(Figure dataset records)
..........
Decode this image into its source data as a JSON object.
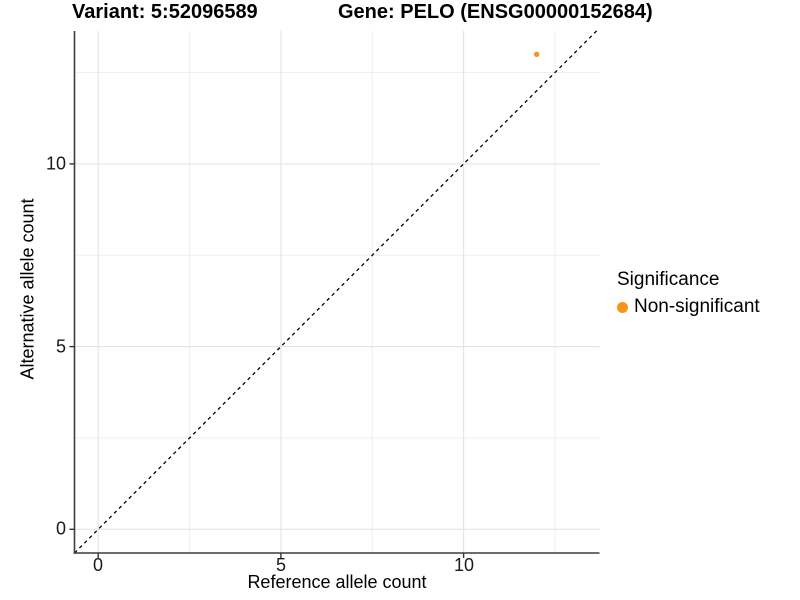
{
  "titles": {
    "variant": "Variant: 5:52096589",
    "gene": "Gene: PELO (ENSG00000152684)"
  },
  "chart_data": {
    "type": "scatter",
    "xlabel": "Reference allele count",
    "ylabel": "Alternative allele count",
    "x_ticks": [
      "0",
      "5",
      "10"
    ],
    "y_ticks": [
      "0",
      "5",
      "10"
    ],
    "x_tick_values": [
      0,
      5,
      10
    ],
    "y_tick_values": [
      0,
      5,
      10
    ],
    "xlim": [
      -0.65,
      13.72
    ],
    "ylim": [
      -0.65,
      13.64
    ],
    "grid_major": [
      0,
      5,
      10
    ],
    "grid_minor": [
      2.5,
      7.5,
      12.5
    ],
    "grid_on": true,
    "points": [
      {
        "x": 12,
        "y": 13,
        "series": "Non-significant"
      }
    ],
    "identity_line": {
      "style": "dashed",
      "slope": 1,
      "intercept": 0,
      "color": "#000000"
    },
    "legend": {
      "title": "Significance",
      "position": "right",
      "items": [
        {
          "label": "Non-significant",
          "color": "#F7941D"
        }
      ]
    },
    "colors": {
      "point": "#F7941D",
      "axis_line": "#3d3d3d",
      "tick_mark": "#333333",
      "grid_major": "#e4e4e4",
      "grid_minor": "#efefef",
      "background": "#ffffff"
    }
  }
}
..........
Transcribe all the data word for word; the images stay out.

### Full answer
Decode this image into its source data as a JSON object.
{
  "titles": {
    "variant": "Variant: 5:52096589",
    "gene": "Gene: PELO (ENSG00000152684)"
  },
  "chart_data": {
    "type": "scatter",
    "xlabel": "Reference allele count",
    "ylabel": "Alternative allele count",
    "x_ticks": [
      "0",
      "5",
      "10"
    ],
    "y_ticks": [
      "0",
      "5",
      "10"
    ],
    "x_tick_values": [
      0,
      5,
      10
    ],
    "y_tick_values": [
      0,
      5,
      10
    ],
    "xlim": [
      -0.65,
      13.72
    ],
    "ylim": [
      -0.65,
      13.64
    ],
    "grid_major": [
      0,
      5,
      10
    ],
    "grid_minor": [
      2.5,
      7.5,
      12.5
    ],
    "grid_on": true,
    "points": [
      {
        "x": 12,
        "y": 13,
        "series": "Non-significant"
      }
    ],
    "identity_line": {
      "style": "dashed",
      "slope": 1,
      "intercept": 0,
      "color": "#000000"
    },
    "legend": {
      "title": "Significance",
      "position": "right",
      "items": [
        {
          "label": "Non-significant",
          "color": "#F7941D"
        }
      ]
    },
    "colors": {
      "point": "#F7941D",
      "axis_line": "#3d3d3d",
      "tick_mark": "#333333",
      "grid_major": "#e4e4e4",
      "grid_minor": "#efefef",
      "background": "#ffffff"
    }
  }
}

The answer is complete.